Data entries
* * *

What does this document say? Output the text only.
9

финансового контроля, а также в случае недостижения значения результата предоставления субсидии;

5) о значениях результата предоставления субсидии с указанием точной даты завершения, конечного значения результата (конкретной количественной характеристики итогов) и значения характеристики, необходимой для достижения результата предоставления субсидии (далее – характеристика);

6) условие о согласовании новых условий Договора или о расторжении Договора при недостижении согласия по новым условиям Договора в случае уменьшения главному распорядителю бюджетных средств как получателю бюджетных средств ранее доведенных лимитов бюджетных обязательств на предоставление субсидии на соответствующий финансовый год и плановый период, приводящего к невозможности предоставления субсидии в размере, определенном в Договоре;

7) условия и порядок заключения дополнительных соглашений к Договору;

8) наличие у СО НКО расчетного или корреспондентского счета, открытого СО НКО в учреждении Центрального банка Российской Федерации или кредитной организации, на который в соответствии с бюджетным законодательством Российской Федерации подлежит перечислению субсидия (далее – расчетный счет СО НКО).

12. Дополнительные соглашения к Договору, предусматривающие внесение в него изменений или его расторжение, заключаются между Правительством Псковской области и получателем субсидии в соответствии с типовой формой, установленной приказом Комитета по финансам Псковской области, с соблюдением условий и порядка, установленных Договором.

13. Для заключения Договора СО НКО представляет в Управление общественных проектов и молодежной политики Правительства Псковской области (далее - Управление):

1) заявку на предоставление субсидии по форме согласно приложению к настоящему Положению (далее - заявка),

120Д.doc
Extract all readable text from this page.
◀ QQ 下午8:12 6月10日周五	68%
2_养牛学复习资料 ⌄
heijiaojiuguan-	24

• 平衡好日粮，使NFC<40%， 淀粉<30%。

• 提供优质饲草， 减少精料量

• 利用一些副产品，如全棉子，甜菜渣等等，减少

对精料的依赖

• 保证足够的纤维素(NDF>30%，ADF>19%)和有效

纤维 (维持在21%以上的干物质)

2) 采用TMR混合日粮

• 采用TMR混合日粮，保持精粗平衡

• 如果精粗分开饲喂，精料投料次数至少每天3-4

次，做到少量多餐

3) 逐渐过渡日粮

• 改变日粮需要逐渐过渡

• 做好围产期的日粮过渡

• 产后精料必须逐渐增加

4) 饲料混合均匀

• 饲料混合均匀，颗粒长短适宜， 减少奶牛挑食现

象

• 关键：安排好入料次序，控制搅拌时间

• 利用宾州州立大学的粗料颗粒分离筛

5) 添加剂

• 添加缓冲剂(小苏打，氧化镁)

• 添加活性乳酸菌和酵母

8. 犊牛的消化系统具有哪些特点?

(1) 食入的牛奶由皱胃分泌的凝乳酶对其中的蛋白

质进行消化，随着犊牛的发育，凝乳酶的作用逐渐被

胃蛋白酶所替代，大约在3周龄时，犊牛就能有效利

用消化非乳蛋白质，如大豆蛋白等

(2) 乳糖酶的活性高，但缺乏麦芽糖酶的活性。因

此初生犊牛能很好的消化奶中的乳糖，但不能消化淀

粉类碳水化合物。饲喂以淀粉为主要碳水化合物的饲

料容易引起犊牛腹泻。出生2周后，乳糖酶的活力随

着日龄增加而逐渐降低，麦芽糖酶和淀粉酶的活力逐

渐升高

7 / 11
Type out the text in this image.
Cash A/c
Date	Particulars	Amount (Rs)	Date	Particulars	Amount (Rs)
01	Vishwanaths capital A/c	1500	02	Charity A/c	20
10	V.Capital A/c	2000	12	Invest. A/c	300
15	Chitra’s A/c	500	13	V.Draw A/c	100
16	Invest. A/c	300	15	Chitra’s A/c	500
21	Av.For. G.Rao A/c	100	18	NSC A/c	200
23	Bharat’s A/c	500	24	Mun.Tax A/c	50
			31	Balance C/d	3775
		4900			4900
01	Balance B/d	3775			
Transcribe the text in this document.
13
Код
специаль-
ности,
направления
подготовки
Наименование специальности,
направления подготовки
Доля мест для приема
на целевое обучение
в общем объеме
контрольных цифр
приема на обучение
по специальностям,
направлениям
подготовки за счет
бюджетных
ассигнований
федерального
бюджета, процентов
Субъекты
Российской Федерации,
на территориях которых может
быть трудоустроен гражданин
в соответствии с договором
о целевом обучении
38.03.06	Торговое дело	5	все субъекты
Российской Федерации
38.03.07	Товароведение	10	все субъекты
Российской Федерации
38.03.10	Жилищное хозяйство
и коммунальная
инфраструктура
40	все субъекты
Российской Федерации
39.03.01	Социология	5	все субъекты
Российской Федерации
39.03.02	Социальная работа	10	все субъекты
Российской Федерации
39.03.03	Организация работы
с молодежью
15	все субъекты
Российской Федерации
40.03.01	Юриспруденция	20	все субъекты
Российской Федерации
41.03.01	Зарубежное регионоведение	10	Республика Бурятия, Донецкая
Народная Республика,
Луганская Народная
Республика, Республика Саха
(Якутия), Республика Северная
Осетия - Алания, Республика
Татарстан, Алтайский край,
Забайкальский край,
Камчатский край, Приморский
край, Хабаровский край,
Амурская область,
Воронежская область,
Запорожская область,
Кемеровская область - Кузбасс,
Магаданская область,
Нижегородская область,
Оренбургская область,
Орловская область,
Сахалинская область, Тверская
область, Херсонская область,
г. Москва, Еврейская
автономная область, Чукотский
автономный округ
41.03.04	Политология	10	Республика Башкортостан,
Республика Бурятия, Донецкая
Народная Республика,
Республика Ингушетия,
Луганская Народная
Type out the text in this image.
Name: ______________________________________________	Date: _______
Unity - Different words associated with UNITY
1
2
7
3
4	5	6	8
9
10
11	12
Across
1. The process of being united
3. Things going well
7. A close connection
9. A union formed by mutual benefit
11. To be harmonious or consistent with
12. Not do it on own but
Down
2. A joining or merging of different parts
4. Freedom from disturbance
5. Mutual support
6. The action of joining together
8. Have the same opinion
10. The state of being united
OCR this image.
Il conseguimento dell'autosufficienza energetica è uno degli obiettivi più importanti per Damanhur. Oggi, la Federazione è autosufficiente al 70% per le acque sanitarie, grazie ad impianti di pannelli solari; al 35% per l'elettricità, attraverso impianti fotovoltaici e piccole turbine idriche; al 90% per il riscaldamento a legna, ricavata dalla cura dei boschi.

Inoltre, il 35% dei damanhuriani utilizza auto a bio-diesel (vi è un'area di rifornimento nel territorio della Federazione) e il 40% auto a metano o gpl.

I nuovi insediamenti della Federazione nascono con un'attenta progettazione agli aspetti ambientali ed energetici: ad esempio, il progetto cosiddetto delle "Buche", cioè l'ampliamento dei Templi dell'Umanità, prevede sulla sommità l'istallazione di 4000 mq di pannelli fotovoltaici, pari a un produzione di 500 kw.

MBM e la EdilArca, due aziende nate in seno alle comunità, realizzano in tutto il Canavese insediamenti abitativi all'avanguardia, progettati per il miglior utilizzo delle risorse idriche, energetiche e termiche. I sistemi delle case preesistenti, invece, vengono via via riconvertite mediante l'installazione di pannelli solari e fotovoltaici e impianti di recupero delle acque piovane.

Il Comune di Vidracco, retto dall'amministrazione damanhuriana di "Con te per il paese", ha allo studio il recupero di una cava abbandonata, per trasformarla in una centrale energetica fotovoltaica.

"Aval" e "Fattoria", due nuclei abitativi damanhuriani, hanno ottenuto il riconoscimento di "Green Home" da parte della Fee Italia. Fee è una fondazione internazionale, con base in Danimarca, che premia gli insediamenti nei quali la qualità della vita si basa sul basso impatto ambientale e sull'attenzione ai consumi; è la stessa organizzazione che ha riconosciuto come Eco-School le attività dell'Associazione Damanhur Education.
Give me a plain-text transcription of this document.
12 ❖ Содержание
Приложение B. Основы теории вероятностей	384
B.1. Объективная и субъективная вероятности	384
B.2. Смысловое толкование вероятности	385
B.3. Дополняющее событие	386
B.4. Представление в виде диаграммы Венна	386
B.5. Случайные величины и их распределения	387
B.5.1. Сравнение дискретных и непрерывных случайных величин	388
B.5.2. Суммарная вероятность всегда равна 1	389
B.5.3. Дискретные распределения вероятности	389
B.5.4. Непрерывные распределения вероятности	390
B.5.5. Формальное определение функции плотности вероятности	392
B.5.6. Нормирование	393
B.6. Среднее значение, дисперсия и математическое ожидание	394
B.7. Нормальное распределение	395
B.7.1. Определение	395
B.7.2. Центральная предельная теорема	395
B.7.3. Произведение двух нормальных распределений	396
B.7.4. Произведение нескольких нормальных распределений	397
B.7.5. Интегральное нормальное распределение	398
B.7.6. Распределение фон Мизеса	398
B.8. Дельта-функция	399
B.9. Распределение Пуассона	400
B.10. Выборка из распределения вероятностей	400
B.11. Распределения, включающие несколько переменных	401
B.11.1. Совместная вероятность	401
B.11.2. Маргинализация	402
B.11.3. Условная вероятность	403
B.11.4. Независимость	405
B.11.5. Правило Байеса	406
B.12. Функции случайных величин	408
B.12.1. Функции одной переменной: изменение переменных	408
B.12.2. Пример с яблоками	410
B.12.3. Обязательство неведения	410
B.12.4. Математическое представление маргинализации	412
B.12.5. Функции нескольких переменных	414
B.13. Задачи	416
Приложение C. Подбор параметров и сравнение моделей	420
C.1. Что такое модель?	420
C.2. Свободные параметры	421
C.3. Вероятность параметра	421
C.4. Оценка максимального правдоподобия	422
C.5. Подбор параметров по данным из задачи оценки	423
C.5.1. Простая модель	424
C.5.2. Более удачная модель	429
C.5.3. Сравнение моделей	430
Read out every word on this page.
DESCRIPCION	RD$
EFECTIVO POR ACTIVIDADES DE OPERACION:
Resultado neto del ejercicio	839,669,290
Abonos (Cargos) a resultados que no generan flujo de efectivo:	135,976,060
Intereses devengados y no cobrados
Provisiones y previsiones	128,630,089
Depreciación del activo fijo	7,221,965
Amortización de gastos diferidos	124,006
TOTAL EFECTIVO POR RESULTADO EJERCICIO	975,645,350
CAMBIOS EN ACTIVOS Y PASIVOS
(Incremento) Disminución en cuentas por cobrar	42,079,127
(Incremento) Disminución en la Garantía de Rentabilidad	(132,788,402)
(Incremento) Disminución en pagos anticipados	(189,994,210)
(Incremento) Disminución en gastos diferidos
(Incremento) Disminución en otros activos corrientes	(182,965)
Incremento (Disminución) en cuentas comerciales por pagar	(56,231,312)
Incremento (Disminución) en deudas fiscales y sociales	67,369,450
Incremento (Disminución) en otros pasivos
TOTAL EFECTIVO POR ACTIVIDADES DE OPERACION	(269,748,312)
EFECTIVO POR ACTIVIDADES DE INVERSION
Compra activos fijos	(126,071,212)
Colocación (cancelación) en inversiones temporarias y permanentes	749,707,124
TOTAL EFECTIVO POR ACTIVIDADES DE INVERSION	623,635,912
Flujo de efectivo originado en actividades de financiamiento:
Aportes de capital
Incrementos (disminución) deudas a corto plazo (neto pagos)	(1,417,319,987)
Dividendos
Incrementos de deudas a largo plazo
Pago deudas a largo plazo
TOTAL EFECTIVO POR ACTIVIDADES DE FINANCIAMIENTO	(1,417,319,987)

* * *

Problem description —
Find the lines with the string "Бурятия" and reproduce them.

Final result —
41.03.01	Зарубежное регионоведение	10	Республика Бурятия, Донецкая
Республика Бурятия, Донецкая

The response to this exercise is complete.